• **INSTRUCTIONS TO FOLLOW**
Copy every record below word for word, leaving the pictures out of your answer.
---+---
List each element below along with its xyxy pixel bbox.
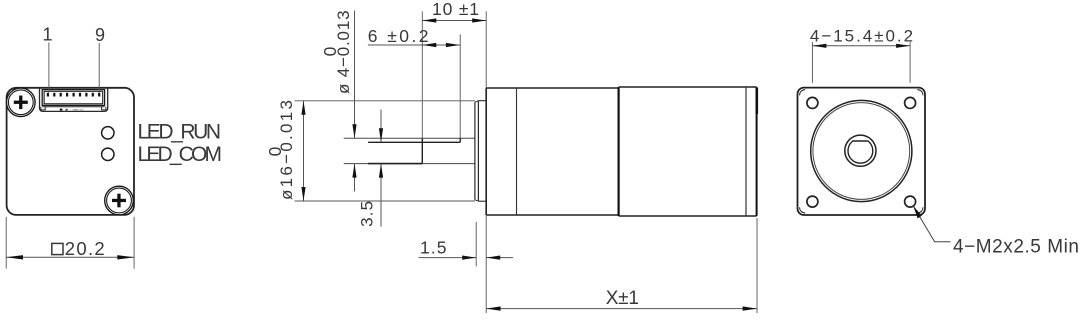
mounting hole bottom-left [807,196,818,207]
svg-text:LED_COM: LED_COM [138,143,223,166]
flat end edge / extension [459,34,461,142]
label LED_RUN [138,120,222,143]
dimension 3.5 arrows [379,110,383,227]
dimension 4-15.4±0.2 [810,27,913,83]
screw top-left [6,88,35,117]
boss top edge [478,101,486,202]
LED RUN indicator [102,127,114,139]
svg-text:1: 1 [42,25,52,45]
mounting hole top-right [905,97,916,108]
svg-text:20.2: 20.2 [65,238,105,259]
LED COM indicator [102,148,114,160]
mounting hole top-left [807,97,818,108]
mounting hole bottom-right [905,196,916,207]
label LED_COM [138,143,223,166]
svg-text:LED_RUN: LED_RUN [138,120,222,143]
dimension ø16 tolerance label [265,100,296,200]
gearbox body front face [485,88,487,215]
gearbox/motor joint [617,87,619,216]
shaft D-hole [848,141,873,163]
shaft hub ring [845,135,876,166]
shaft bottom silhouette line [344,163,475,165]
flange square [798,88,926,215]
pin 9 label and leader [95,25,105,93]
dimension 6 ±0.2 [368,26,460,47]
connector J1 pins 1..9 [47,93,100,97]
dimension 1.5 [419,215,514,313]
dimension 10 ±1 [422,0,486,88]
connector J1 socket walls [42,90,104,106]
dimension ø4 arrows [352,11,356,192]
svg-text:10 ±1: 10 ±1 [432,0,479,19]
pin 1 label and leader [42,25,52,93]
gearbox body outline [486,88,618,215]
motor body outline [619,87,757,216]
svg-text:9: 9 [95,25,105,45]
svg-text:0: 0 [320,46,340,56]
shaft tip edge / extension [421,11,423,163]
dimension square 20.2 [6,217,134,269]
connector J1 housing [40,88,108,111]
svg-text:0: 0 [265,146,285,156]
dimension X±1 [486,218,757,313]
svg-text:3.5: 3.5 [358,201,377,227]
screw bottom-right [105,186,134,215]
connector J1 bottom lip [41,107,106,111]
svg-text:4−M2x2.5 Min: 4−M2x2.5 Min [953,236,1079,257]
dimension ø4 tolerance label [320,10,353,94]
dimension ø16 [295,101,476,201]
pilot boss front face (double line with chamfer) [475,101,479,202]
shaft flat line [368,141,460,143]
dimension 3.5 label [358,201,377,227]
shaft top silhouette line [344,137,475,139]
encoder body outline [7,88,134,215]
svg-text:X±1: X±1 [606,288,639,309]
leader 4-M2x2.5 Min [913,206,1079,257]
pilot circle ø16 (double) [811,100,912,201]
svg-text:1.5: 1.5 [420,237,447,257]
---+---
• **SOLUTION FOR THIS EXERCISE**
List each element below along with its xyxy pixel bbox.
mounting hole bottom-left [807,196,818,207]
svg-text:LED_COM: LED_COM [138,143,223,166]
flat end edge / extension [459,34,461,142]
label LED_RUN [138,120,222,143]
dimension 3.5 arrows [379,110,383,227]
dimension 4-15.4±0.2 [810,27,913,83]
screw top-left [6,88,35,117]
boss top edge [478,101,486,202]
LED RUN indicator [102,127,114,139]
svg-text:1: 1 [42,25,52,45]
mounting hole top-right [905,97,916,108]
svg-text:20.2: 20.2 [65,238,105,259]
LED COM indicator [102,148,114,160]
mounting hole top-left [807,97,818,108]
mounting hole bottom-right [905,196,916,207]
label LED_COM [138,143,223,166]
svg-text:LED_RUN: LED_RUN [138,120,222,143]
dimension ø16 tolerance label [265,100,296,200]
gearbox body front face [485,88,487,215]
gearbox/motor joint [617,87,619,216]
shaft D-hole [848,141,873,163]
shaft hub ring [845,135,876,166]
shaft bottom silhouette line [344,163,475,165]
flange square [798,88,926,215]
pin 9 label and leader [95,25,105,93]
dimension 6 ±0.2 [368,26,460,47]
connector J1 pins 1..9 [47,93,100,97]
dimension 1.5 [419,215,514,313]
dimension 10 ±1 [422,0,486,88]
connector J1 socket walls [42,90,104,106]
dimension ø4 arrows [352,11,356,192]
svg-text:10 ±1: 10 ±1 [432,0,479,19]
pin 1 label and leader [42,25,52,93]
gearbox body outline [486,88,618,215]
motor body outline [619,87,757,216]
svg-text:9: 9 [95,25,105,45]
svg-text:0: 0 [320,46,340,56]
shaft tip edge / extension [421,11,423,163]
dimension square 20.2 [6,217,134,269]
connector J1 housing [40,88,108,111]
svg-text:0: 0 [265,146,285,156]
dimension X±1 [486,218,757,313]
svg-text:3.5: 3.5 [358,201,377,227]
screw bottom-right [105,186,134,215]
connector J1 bottom lip [41,107,106,111]
svg-text:4−M2x2.5 Min: 4−M2x2.5 Min [953,236,1079,257]
dimension ø4 tolerance label [320,10,353,94]
dimension ø16 [295,101,476,201]
pilot boss front face (double line with chamfer) [475,101,479,202]
shaft flat line [368,141,460,143]
dimension 3.5 label [358,201,377,227]
shaft top silhouette line [344,137,475,139]
encoder body outline [7,88,134,215]
svg-text:X±1: X±1 [606,288,639,309]
leader 4-M2x2.5 Min [913,206,1079,257]
pilot circle ø16 (double) [811,100,912,201]
svg-text:1.5: 1.5 [420,237,447,257]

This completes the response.